* Problem statement *
Wherever the string "xlabel" appears, copy the whole line.

* Data for this exercise *
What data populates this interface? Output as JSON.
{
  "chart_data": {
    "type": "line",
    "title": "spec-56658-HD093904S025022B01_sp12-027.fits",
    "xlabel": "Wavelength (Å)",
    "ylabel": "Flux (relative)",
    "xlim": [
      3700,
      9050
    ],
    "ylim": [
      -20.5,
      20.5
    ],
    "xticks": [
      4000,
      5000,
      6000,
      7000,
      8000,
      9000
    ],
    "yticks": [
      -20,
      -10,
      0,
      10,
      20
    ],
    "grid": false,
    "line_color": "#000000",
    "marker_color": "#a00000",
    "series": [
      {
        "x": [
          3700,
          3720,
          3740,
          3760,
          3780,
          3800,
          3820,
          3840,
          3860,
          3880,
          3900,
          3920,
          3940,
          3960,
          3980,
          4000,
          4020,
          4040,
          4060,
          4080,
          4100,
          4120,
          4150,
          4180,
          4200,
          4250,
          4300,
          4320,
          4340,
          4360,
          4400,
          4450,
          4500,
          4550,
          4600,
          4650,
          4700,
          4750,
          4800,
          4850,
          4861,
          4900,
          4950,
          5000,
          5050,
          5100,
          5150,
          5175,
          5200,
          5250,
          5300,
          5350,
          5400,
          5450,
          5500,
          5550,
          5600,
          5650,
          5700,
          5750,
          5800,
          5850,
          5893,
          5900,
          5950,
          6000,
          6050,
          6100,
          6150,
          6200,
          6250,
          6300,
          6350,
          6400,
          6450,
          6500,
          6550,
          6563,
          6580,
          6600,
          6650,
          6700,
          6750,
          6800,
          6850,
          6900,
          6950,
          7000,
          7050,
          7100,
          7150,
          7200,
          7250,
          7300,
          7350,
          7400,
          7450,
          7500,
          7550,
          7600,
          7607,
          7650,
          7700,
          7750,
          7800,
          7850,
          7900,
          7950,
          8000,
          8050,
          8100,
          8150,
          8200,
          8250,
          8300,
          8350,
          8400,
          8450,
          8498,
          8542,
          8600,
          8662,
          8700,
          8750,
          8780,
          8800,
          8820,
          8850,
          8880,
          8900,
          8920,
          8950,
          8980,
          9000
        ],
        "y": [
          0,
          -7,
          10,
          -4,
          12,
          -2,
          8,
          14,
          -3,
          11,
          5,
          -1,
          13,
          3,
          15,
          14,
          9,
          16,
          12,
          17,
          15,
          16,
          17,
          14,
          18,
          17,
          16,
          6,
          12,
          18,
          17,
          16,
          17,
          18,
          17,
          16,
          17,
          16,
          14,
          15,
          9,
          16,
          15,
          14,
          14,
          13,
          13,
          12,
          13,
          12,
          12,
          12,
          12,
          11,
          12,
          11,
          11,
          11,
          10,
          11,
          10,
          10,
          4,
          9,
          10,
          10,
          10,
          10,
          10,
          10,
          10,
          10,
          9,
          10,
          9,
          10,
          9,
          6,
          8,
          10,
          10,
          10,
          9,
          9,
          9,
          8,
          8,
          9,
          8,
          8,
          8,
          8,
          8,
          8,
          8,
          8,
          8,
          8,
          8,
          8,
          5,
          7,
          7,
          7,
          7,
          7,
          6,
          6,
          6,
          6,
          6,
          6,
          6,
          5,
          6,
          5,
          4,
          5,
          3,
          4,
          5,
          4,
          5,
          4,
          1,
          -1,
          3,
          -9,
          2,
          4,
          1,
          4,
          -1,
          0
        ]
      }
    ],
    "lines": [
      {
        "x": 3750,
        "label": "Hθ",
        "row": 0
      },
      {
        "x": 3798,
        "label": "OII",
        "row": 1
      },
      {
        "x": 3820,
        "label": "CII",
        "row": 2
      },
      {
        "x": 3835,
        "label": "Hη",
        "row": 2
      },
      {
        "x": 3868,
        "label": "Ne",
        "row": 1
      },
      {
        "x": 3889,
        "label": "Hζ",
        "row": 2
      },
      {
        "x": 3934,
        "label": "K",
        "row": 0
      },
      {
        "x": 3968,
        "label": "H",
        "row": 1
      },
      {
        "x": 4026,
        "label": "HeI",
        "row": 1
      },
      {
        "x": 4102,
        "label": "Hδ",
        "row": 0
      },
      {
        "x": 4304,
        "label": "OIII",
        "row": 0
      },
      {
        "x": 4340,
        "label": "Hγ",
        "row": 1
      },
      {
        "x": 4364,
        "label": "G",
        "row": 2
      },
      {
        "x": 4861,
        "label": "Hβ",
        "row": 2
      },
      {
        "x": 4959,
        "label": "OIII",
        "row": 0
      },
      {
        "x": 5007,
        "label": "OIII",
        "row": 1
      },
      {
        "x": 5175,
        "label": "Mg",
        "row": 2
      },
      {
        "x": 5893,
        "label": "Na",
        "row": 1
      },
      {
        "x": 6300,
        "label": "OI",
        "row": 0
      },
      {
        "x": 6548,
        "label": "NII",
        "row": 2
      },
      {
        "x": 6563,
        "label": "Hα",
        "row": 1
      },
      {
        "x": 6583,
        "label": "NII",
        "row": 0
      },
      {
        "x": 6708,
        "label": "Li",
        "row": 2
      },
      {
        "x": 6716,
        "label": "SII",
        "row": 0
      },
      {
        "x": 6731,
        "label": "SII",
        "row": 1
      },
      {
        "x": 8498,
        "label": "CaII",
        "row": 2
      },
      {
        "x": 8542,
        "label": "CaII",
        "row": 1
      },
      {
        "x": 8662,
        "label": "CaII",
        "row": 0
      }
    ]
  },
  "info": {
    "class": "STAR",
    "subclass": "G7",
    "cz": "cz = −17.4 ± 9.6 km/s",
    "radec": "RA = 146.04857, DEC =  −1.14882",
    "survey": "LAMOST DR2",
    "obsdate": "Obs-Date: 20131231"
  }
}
...
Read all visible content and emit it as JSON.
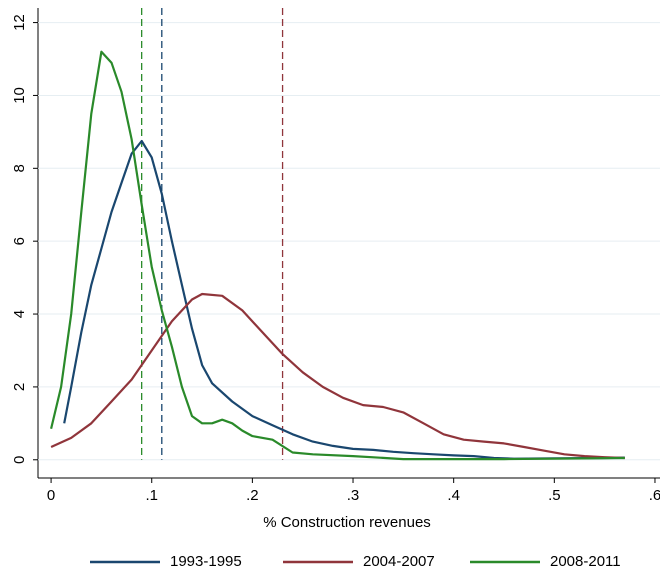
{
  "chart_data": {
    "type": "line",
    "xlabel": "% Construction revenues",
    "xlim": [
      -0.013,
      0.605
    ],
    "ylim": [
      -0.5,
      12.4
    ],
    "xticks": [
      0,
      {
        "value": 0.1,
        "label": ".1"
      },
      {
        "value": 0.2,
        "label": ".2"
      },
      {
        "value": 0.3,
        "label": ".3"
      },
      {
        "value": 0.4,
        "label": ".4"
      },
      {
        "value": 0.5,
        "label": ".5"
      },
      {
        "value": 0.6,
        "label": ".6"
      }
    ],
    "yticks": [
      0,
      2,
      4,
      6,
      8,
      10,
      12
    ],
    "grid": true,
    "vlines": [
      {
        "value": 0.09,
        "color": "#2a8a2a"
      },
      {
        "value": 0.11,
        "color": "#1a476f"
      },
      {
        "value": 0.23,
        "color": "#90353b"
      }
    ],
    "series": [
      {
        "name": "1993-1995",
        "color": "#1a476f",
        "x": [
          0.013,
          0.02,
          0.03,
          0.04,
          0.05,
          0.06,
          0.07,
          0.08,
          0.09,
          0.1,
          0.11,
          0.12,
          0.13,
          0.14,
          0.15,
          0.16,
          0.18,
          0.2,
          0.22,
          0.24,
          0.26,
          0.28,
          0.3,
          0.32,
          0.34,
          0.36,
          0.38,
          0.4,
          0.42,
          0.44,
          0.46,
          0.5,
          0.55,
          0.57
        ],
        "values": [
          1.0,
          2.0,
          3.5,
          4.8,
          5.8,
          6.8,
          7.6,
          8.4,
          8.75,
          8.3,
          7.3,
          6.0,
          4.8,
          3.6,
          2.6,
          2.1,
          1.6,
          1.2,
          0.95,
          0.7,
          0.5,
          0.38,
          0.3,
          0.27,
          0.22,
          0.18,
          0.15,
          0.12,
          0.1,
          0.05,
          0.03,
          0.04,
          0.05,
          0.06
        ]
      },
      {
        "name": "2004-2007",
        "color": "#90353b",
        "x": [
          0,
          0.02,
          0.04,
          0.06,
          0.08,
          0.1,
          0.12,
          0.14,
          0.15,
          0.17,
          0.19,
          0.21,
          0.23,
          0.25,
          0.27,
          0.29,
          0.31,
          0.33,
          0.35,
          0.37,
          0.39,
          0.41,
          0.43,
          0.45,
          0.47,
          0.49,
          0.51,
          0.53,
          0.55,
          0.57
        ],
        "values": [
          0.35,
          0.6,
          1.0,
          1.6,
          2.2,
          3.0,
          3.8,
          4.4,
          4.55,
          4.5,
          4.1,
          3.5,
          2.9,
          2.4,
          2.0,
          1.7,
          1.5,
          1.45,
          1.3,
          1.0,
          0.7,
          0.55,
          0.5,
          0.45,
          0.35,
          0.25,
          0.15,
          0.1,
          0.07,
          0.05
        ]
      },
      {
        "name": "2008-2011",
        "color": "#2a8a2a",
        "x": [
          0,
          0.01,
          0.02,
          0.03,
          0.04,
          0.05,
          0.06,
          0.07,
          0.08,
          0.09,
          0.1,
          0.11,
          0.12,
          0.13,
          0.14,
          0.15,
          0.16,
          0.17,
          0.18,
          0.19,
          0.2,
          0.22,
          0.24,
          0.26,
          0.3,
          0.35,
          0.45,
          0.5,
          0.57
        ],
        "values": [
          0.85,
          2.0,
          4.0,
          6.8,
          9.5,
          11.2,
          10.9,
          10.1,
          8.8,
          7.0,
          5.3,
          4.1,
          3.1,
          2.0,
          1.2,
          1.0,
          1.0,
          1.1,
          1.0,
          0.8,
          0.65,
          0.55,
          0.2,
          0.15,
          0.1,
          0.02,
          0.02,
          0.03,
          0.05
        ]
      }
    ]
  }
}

* Exercise response *
    "xlabel": "Wavelength (Å)",
    "xlabel": "% Construction revenues",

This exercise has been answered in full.